+++ INPUT MATERIAL +++

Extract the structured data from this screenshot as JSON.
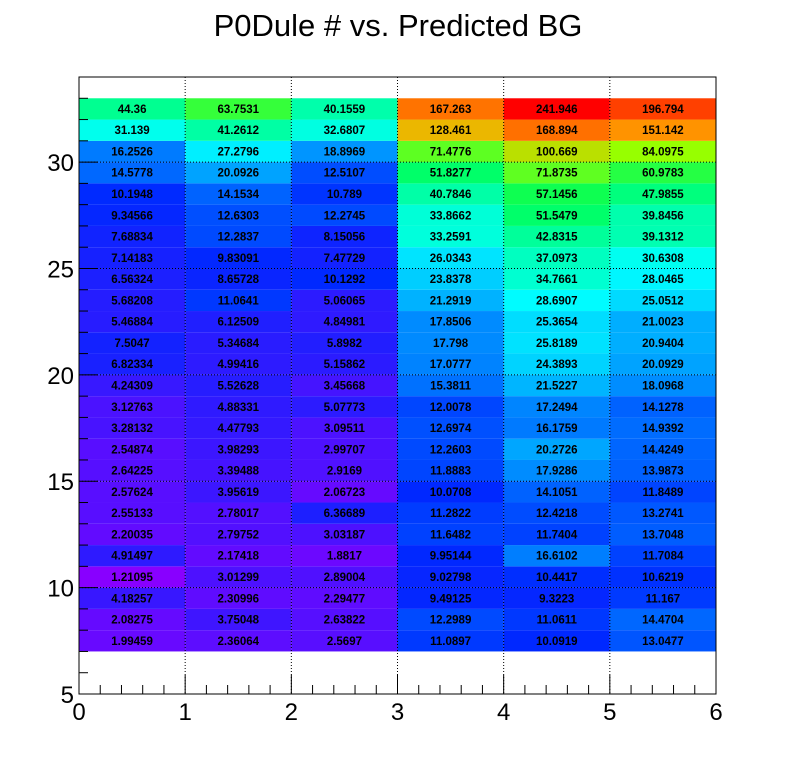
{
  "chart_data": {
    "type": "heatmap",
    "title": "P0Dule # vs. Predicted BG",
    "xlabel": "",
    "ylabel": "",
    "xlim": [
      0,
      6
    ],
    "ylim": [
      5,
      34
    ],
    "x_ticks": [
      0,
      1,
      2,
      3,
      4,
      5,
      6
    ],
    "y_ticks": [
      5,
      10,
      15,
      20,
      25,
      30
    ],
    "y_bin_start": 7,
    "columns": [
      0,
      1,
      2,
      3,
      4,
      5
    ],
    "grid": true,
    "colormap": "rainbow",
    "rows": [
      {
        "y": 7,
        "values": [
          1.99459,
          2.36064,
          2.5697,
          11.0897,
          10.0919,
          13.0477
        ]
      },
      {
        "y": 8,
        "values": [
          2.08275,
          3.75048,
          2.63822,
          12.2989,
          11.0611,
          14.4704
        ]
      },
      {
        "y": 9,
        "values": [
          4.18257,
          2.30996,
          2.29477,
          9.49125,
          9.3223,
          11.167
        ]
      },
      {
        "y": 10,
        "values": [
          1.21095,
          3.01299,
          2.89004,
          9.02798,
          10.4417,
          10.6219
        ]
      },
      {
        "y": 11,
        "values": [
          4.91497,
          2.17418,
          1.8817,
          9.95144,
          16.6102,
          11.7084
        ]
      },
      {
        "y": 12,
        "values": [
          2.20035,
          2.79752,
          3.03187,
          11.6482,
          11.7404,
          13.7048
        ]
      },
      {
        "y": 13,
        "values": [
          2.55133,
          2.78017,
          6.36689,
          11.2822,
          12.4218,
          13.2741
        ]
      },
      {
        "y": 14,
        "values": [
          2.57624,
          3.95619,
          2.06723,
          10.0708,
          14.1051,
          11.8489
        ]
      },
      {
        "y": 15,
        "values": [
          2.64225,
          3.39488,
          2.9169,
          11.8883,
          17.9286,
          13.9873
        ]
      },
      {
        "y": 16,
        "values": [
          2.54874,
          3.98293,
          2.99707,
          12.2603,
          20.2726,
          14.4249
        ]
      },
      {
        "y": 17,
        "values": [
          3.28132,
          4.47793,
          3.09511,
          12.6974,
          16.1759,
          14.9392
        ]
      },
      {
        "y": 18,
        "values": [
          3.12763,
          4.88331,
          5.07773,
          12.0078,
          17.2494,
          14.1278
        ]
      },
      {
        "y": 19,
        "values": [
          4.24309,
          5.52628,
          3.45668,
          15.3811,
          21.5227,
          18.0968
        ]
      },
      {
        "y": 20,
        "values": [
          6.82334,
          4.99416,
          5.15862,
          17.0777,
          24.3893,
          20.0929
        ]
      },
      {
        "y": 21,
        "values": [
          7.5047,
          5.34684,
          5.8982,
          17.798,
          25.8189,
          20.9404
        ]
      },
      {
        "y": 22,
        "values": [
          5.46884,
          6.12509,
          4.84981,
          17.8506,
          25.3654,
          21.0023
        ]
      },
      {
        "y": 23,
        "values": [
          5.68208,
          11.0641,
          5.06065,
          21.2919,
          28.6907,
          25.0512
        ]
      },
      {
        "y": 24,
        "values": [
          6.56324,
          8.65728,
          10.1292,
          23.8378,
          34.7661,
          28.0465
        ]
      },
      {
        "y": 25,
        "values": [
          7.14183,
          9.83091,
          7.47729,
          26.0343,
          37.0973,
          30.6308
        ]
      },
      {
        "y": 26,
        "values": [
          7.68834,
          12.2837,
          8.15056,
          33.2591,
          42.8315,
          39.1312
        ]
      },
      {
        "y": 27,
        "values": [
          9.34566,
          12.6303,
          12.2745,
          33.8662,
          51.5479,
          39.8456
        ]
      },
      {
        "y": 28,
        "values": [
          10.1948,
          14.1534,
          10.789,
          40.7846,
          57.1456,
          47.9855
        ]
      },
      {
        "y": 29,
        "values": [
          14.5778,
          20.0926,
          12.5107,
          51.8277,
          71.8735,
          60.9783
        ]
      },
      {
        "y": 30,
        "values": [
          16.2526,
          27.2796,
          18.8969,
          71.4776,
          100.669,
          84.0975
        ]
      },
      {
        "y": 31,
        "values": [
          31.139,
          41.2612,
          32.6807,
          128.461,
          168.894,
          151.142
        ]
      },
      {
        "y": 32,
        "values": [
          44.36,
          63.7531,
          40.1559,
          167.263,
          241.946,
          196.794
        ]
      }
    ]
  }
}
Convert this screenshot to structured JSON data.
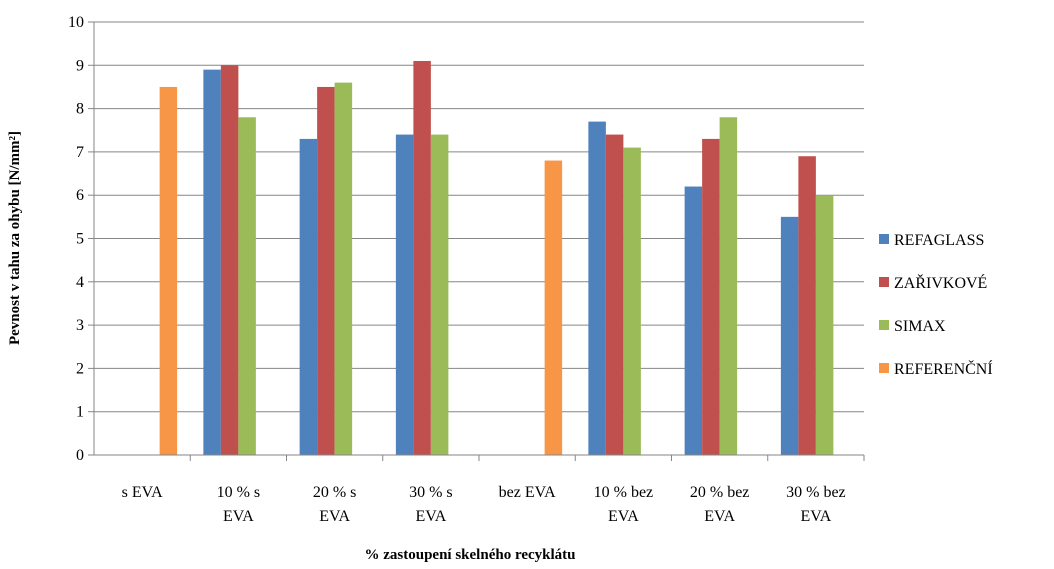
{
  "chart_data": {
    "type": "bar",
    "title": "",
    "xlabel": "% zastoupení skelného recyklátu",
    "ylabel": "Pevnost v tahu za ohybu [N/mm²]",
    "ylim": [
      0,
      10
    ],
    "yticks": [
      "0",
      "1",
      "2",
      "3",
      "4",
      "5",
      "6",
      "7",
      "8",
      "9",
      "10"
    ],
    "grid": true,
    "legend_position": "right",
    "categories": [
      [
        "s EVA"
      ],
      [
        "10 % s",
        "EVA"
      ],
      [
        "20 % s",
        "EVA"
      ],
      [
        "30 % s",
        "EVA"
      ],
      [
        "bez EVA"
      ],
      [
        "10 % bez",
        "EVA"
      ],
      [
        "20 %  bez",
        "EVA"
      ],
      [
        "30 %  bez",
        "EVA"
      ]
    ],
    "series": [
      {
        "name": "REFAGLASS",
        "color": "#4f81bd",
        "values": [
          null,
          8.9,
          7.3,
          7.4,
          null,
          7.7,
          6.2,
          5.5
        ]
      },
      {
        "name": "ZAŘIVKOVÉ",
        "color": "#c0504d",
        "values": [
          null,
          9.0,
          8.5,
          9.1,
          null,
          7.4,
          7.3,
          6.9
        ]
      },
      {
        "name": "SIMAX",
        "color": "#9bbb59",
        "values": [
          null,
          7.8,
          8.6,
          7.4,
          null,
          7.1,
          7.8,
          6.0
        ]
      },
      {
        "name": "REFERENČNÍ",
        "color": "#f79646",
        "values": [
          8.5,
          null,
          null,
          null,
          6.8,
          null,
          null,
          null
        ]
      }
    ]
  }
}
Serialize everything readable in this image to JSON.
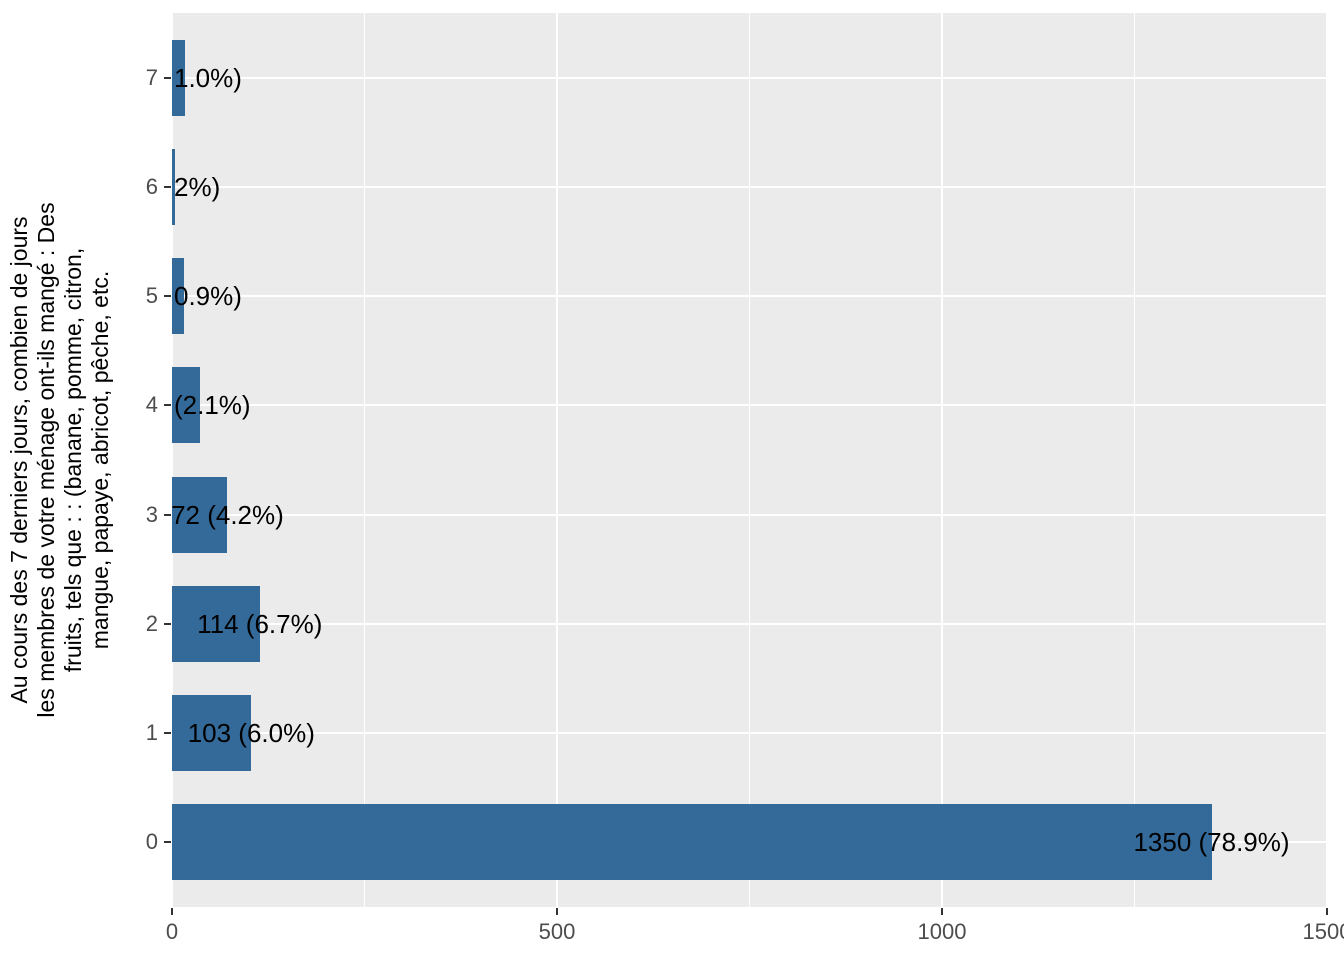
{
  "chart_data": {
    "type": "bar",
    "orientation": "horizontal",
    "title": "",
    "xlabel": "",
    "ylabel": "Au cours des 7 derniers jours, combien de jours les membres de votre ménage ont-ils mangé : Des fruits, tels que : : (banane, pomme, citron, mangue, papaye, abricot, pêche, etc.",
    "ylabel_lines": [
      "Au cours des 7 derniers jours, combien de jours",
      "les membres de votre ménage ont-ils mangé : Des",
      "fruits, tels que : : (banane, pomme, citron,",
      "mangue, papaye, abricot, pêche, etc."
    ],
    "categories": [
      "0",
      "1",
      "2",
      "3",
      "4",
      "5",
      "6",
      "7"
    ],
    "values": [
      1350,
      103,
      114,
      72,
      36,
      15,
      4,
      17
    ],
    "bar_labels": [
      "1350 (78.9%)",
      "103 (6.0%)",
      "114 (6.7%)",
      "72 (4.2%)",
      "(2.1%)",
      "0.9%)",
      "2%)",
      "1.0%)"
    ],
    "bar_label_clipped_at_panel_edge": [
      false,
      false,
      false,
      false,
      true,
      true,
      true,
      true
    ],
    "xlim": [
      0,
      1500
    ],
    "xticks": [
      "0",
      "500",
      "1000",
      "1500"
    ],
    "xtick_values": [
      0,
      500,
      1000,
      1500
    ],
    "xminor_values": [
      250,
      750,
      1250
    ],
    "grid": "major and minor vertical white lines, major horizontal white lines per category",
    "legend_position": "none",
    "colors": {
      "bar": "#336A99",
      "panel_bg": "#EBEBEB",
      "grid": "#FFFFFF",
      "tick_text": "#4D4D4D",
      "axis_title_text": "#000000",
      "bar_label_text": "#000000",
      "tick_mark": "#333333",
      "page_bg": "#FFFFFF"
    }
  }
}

+++
+++ INPUT MATERIAL +++

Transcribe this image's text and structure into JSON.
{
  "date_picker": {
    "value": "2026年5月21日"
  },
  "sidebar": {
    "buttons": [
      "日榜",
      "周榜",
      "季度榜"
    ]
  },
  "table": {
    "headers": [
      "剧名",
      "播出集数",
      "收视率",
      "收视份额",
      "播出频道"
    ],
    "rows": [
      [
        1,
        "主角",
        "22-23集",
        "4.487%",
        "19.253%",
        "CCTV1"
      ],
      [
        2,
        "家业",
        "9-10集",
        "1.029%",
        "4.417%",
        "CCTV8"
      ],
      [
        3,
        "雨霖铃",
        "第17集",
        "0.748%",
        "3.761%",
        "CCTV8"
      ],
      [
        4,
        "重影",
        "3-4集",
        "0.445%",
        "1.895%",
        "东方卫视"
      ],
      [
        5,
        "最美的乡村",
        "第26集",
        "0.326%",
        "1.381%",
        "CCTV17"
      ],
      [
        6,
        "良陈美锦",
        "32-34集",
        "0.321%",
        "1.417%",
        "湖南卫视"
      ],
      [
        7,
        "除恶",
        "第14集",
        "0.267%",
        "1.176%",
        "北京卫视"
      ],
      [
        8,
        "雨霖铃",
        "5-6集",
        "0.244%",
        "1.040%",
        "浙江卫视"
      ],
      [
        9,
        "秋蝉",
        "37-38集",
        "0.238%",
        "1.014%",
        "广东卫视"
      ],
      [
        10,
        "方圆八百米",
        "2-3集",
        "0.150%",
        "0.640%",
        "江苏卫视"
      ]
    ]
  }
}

+++

__TASK DIRECTIONS__: Some lines of the data above may hold the word "horizontal"; report how many do, and nothing else.

__OUTPUT__: 2